[Stated exercise] Render the material again word for word, skipping the pictures in it.
== Listed entries
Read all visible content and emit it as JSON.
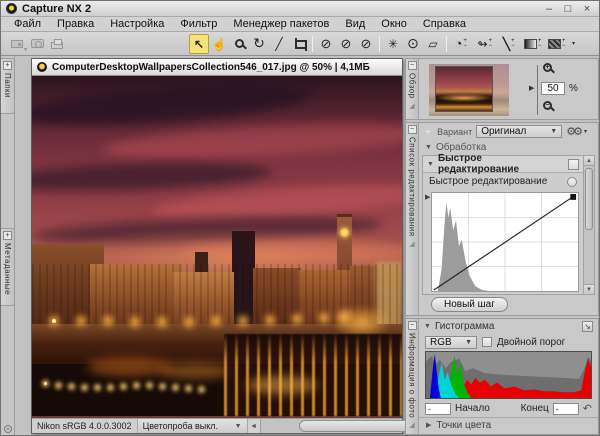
{
  "window": {
    "title": "Capture NX 2",
    "minimize": "–",
    "maximize": "□",
    "close": "×"
  },
  "menu": {
    "items": [
      "Файл",
      "Правка",
      "Настройка",
      "Фильтр",
      "Менеджер пакетов",
      "Вид",
      "Окно",
      "Справка"
    ]
  },
  "glyphs": {
    "tri_down": "▼",
    "tri_right": "▶",
    "caret": "▾",
    "plus": "+",
    "minus": "−",
    "collapse": "−",
    "expand": "+",
    "scroll_up": "▲",
    "scroll_down": "▼",
    "scroll_left": "◄",
    "marker_right": "▶",
    "burst": "✳",
    "gears": "⚙⚙",
    "corner_expand": "↘",
    "reset": "↶",
    "grip": "◢"
  },
  "toolbar": {
    "tools": [
      {
        "name": "transfer",
        "glyph": ""
      },
      {
        "name": "camera-settings",
        "glyph": ""
      },
      {
        "name": "print",
        "glyph": ""
      },
      {
        "name": "direct-select-tool",
        "glyph": "↖"
      },
      {
        "name": "hand-tool",
        "glyph": "☝"
      },
      {
        "name": "zoom-tool",
        "glyph": ""
      },
      {
        "name": "rotate-tool",
        "glyph": "↻"
      },
      {
        "name": "straighten-tool",
        "glyph": "╱"
      },
      {
        "name": "crop-tool",
        "glyph": ""
      },
      {
        "name": "black-control-point",
        "glyph": "⊘"
      },
      {
        "name": "neutral-control-point",
        "glyph": "⊘"
      },
      {
        "name": "white-control-point",
        "glyph": "⊘"
      },
      {
        "name": "auto-retouch-brush",
        "glyph": "✳"
      },
      {
        "name": "red-eye-control-point",
        "glyph": "⊙"
      },
      {
        "name": "eraser-tool",
        "glyph": "▱"
      },
      {
        "name": "color-control-point",
        "glyph": "◔"
      },
      {
        "name": "selection-control-point",
        "glyph": "↬"
      },
      {
        "name": "selection-brush",
        "glyph": "╲"
      },
      {
        "name": "selection-gradient",
        "glyph": ""
      },
      {
        "name": "selection-fill",
        "glyph": ""
      }
    ]
  },
  "left_tabs": {
    "folders": "Папки",
    "metadata": "Метаданные"
  },
  "image_window": {
    "title": "ComputerDesktopWallpapersCollection546_017.jpg  @  50%  |  4,1МБ",
    "status_profile": "Nikon sRGB 4.0.0.3002",
    "status_proof": "Цветопроба выкл."
  },
  "navigator": {
    "tab": "Обзор",
    "zoom_value": "50",
    "percent": "%"
  },
  "edit_list": {
    "tab": "Список редактирования",
    "variant_label": "Вариант",
    "variant_value": "Оригинал",
    "processing": "Обработка",
    "quick_fix": "Быстрое редактирование",
    "quick_fix_sub": "Быстрое редактирование",
    "new_step": "Новый шаг"
  },
  "histogram_panel": {
    "tab": "Информация о фото",
    "title": "Гистограмма",
    "channel": "RGB",
    "dual_threshold": "Двойной порог",
    "start_label": "Начало",
    "start_value": "-",
    "end_label": "Конец",
    "end_value": "-",
    "color_points": "Точки цвета"
  }
}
====
[Worked solution]
Read all visible content and emit it as JSON.
{
  "window": {
    "title": "Capture NX 2",
    "minimize": "–",
    "maximize": "□",
    "close": "×"
  },
  "menu": {
    "items": [
      "Файл",
      "Правка",
      "Настройка",
      "Фильтр",
      "Менеджер пакетов",
      "Вид",
      "Окно",
      "Справка"
    ]
  },
  "glyphs": {
    "tri_down": "▼",
    "tri_right": "▶",
    "caret": "▾",
    "plus": "+",
    "minus": "−",
    "collapse": "−",
    "expand": "+",
    "scroll_up": "▲",
    "scroll_down": "▼",
    "scroll_left": "◄",
    "marker_right": "▶",
    "burst": "✳",
    "gears": "⚙⚙",
    "corner_expand": "↘",
    "reset": "↶",
    "grip": "◢"
  },
  "toolbar": {
    "tools": [
      {
        "name": "transfer",
        "glyph": ""
      },
      {
        "name": "camera-settings",
        "glyph": ""
      },
      {
        "name": "print",
        "glyph": ""
      },
      {
        "name": "direct-select-tool",
        "glyph": "↖"
      },
      {
        "name": "hand-tool",
        "glyph": "☝"
      },
      {
        "name": "zoom-tool",
        "glyph": ""
      },
      {
        "name": "rotate-tool",
        "glyph": "↻"
      },
      {
        "name": "straighten-tool",
        "glyph": "╱"
      },
      {
        "name": "crop-tool",
        "glyph": ""
      },
      {
        "name": "black-control-point",
        "glyph": "⊘"
      },
      {
        "name": "neutral-control-point",
        "glyph": "⊘"
      },
      {
        "name": "white-control-point",
        "glyph": "⊘"
      },
      {
        "name": "auto-retouch-brush",
        "glyph": "✳"
      },
      {
        "name": "red-eye-control-point",
        "glyph": "⊙"
      },
      {
        "name": "eraser-tool",
        "glyph": "▱"
      },
      {
        "name": "color-control-point",
        "glyph": "◔"
      },
      {
        "name": "selection-control-point",
        "glyph": "↬"
      },
      {
        "name": "selection-brush",
        "glyph": "╲"
      },
      {
        "name": "selection-gradient",
        "glyph": ""
      },
      {
        "name": "selection-fill",
        "glyph": ""
      }
    ]
  },
  "left_tabs": {
    "folders": "Папки",
    "metadata": "Метаданные"
  },
  "image_window": {
    "title": "ComputerDesktopWallpapersCollection546_017.jpg  @  50%  |  4,1МБ",
    "status_profile": "Nikon sRGB 4.0.0.3002",
    "status_proof": "Цветопроба выкл."
  },
  "navigator": {
    "tab": "Обзор",
    "zoom_value": "50",
    "percent": "%"
  },
  "edit_list": {
    "tab": "Список редактирования",
    "variant_label": "Вариант",
    "variant_value": "Оригинал",
    "processing": "Обработка",
    "quick_fix": "Быстрое редактирование",
    "quick_fix_sub": "Быстрое редактирование",
    "new_step": "Новый шаг"
  },
  "histogram_panel": {
    "tab": "Информация о фото",
    "title": "Гистограмма",
    "channel": "RGB",
    "dual_threshold": "Двойной порог",
    "start_label": "Начало",
    "start_value": "-",
    "end_label": "Конец",
    "end_value": "-",
    "color_points": "Точки цвета"
  }
}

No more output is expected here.